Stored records
************

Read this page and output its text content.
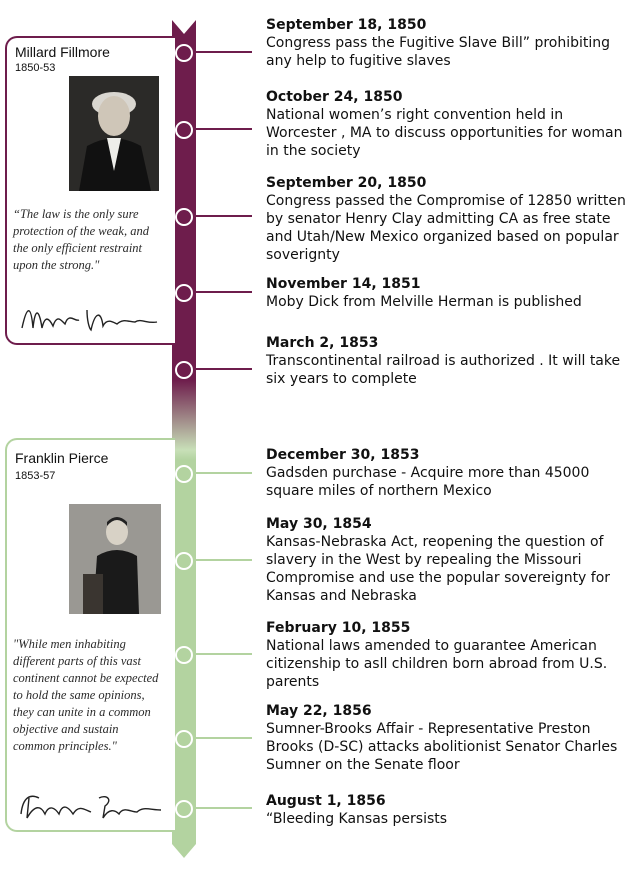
Millard Fillmore
1850-53
“The law is the only sure protection of the weak, and the only efficient restraint upon the strong."
Franklin Pierce
1853-57
"While men inhabiting different parts of this vast continent cannot be expected to hold the same opinions, they can unite in a common objective and sustain common principles."
September 18, 1850
Congress pass the Fugitive Slave Bill” prohibiting any help to fugitive slaves
October 24, 1850
National women’s right convention held in Worcester , MA to discuss opportunities for woman in the society
September 20, 1850
Congress passed the Compromise of 12850 written by senator Henry Clay admitting CA as free state and Utah/New Mexico organized based on popular soverignty
November 14, 1851
Moby Dick from Melville Herman is published
March 2, 1853
Transcontinental railroad is authorized . It will take six years to complete
December 30, 1853
Gadsden purchase - Acquire more than 45000 square miles of northern Mexico
May 30, 1854
Kansas-Nebraska Act, reopening the question of slavery in the West by repealing the Missouri Compromise and use the popular sovereignty for Kansas and Nebraska
February 10, 1855
National laws amended to guarantee American citizenship to asll children born abroad from U.S. parents
May 22, 1856
Sumner-Brooks Affair - Representative Preston Brooks (D-SC) attacks abolitionist Senator Charles Sumner on the Senate floor
August 1, 1856
“Bleeding Kansas persists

************

All of the material above needs to be restated exactly, with no pictures.

Read this page and output its text content.
Millard Fillmore
1850-53
“The law is the only sure protection of the weak, and the only efficient restraint upon the strong."
Franklin Pierce
1853-57
"While men inhabiting different parts of this vast continent cannot be expected to hold the same opinions, they can unite in a common objective and sustain common principles."
September 18, 1850
Congress pass the Fugitive Slave Bill” prohibiting any help to fugitive slaves
October 24, 1850
National women’s right convention held in Worcester , MA to discuss opportunities for woman in the society
September 20, 1850
Congress passed the Compromise of 12850 written by senator Henry Clay admitting CA as free state and Utah/New Mexico organized based on popular soverignty
November 14, 1851
Moby Dick from Melville Herman is published
March 2, 1853
Transcontinental railroad is authorized . It will take six years to complete
December 30, 1853
Gadsden purchase - Acquire more than 45000 square miles of northern Mexico
May 30, 1854
Kansas-Nebraska Act, reopening the question of slavery in the West by repealing the Missouri Compromise and use the popular sovereignty for Kansas and Nebraska
February 10, 1855
National laws amended to guarantee American citizenship to asll children born abroad from U.S. parents
May 22, 1856
Sumner-Brooks Affair - Representative Preston Brooks (D-SC) attacks abolitionist Senator Charles Sumner on the Senate floor
August 1, 1856
“Bleeding Kansas persists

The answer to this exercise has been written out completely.